* WHAT THE TASK ASKS *
Output the material below in full, exactly as it is.

* INFORMATION PROVIDED *
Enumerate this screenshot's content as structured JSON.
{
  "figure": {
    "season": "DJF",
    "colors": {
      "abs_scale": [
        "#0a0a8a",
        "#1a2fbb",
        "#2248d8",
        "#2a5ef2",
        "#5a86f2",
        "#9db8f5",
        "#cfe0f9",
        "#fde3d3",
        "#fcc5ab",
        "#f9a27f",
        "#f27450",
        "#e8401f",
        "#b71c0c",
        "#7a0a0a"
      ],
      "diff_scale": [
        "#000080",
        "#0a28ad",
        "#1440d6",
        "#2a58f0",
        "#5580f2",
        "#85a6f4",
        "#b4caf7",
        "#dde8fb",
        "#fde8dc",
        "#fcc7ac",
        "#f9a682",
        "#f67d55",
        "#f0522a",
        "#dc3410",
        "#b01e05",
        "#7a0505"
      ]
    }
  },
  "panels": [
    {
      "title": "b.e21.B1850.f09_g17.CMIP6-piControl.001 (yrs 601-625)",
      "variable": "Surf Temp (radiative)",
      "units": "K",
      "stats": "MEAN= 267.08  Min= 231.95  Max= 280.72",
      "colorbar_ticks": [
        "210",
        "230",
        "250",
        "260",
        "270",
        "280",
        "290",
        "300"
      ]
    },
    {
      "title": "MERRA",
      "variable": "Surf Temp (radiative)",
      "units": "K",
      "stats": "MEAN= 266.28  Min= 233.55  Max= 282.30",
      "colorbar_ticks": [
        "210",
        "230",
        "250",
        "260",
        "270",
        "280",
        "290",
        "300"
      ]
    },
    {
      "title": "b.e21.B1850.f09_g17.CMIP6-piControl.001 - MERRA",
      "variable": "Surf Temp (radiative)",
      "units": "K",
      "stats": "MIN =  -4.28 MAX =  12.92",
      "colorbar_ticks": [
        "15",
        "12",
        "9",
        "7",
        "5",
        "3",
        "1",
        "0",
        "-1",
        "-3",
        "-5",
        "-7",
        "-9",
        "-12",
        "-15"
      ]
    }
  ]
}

* WRITTEN REPLY *
Enumerate this screenshot's content as structured JSON.
{
  "figure": {
    "season": "DJF",
    "colors": {
      "abs_scale": [
        "#0a0a8a",
        "#1a2fbb",
        "#2248d8",
        "#2a5ef2",
        "#5a86f2",
        "#9db8f5",
        "#cfe0f9",
        "#fde3d3",
        "#fcc5ab",
        "#f9a27f",
        "#f27450",
        "#e8401f",
        "#b71c0c",
        "#7a0a0a"
      ],
      "diff_scale": [
        "#000080",
        "#0a28ad",
        "#1440d6",
        "#2a58f0",
        "#5580f2",
        "#85a6f4",
        "#b4caf7",
        "#dde8fb",
        "#fde8dc",
        "#fcc7ac",
        "#f9a682",
        "#f67d55",
        "#f0522a",
        "#dc3410",
        "#b01e05",
        "#7a0505"
      ]
    }
  },
  "panels": [
    {
      "title": "b.e21.B1850.f09_g17.CMIP6-piControl.001 (yrs 601-625)",
      "variable": "Surf Temp (radiative)",
      "units": "K",
      "stats": "MEAN= 267.08  Min= 231.95  Max= 280.72",
      "colorbar_ticks": [
        "210",
        "230",
        "250",
        "260",
        "270",
        "280",
        "290",
        "300"
      ]
    },
    {
      "title": "MERRA",
      "variable": "Surf Temp (radiative)",
      "units": "K",
      "stats": "MEAN= 266.28  Min= 233.55  Max= 282.30",
      "colorbar_ticks": [
        "210",
        "230",
        "250",
        "260",
        "270",
        "280",
        "290",
        "300"
      ]
    },
    {
      "title": "b.e21.B1850.f09_g17.CMIP6-piControl.001 - MERRA",
      "variable": "Surf Temp (radiative)",
      "units": "K",
      "stats": "MIN =  -4.28 MAX =  12.92",
      "colorbar_ticks": [
        "15",
        "12",
        "9",
        "7",
        "5",
        "3",
        "1",
        "0",
        "-1",
        "-3",
        "-5",
        "-7",
        "-9",
        "-12",
        "-15"
      ]
    }
  ]
}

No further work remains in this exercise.